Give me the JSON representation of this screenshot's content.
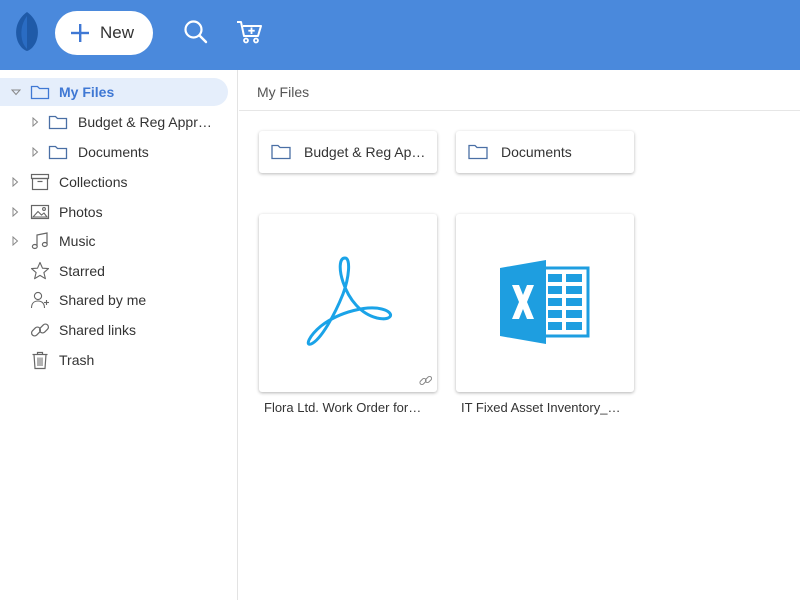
{
  "header": {
    "new_label": "New",
    "accent_color": "#4a89dc"
  },
  "sidebar": {
    "items": [
      {
        "label": "My Files",
        "icon": "folder-icon",
        "expanded": true,
        "selected": true
      },
      {
        "label": "Budget & Reg Appr…",
        "icon": "folder-icon"
      },
      {
        "label": "Documents",
        "icon": "folder-icon"
      },
      {
        "label": "Collections",
        "icon": "archive-box-icon"
      },
      {
        "label": "Photos",
        "icon": "image-icon"
      },
      {
        "label": "Music",
        "icon": "music-note-icon"
      },
      {
        "label": "Starred",
        "icon": "star-icon"
      },
      {
        "label": "Shared by me",
        "icon": "add-user-icon"
      },
      {
        "label": "Shared links",
        "icon": "link-icon"
      },
      {
        "label": "Trash",
        "icon": "trash-icon"
      }
    ]
  },
  "main": {
    "breadcrumb": "My Files",
    "folders": [
      {
        "name": "Budget & Reg Ap…"
      },
      {
        "name": "Documents"
      }
    ],
    "files": [
      {
        "name": "Flora Ltd. Work Order for…",
        "type": "pdf",
        "icon": "acrobat-pdf-icon",
        "shared_link": true
      },
      {
        "name": "IT Fixed Asset Inventory_…",
        "type": "xlsx",
        "icon": "excel-icon",
        "shared_link": false
      }
    ]
  }
}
··········
▸ REQUIREMENT: Copy each line above where the string "name" occurs.

▸ SOLUTION FOR THIS TASK:
        "name": "Budget & Reg Ap…"
        "name": "Documents"
        "name": "Flora Ltd. Work Order for…",
        "name": "IT Fixed Asset Inventory_…",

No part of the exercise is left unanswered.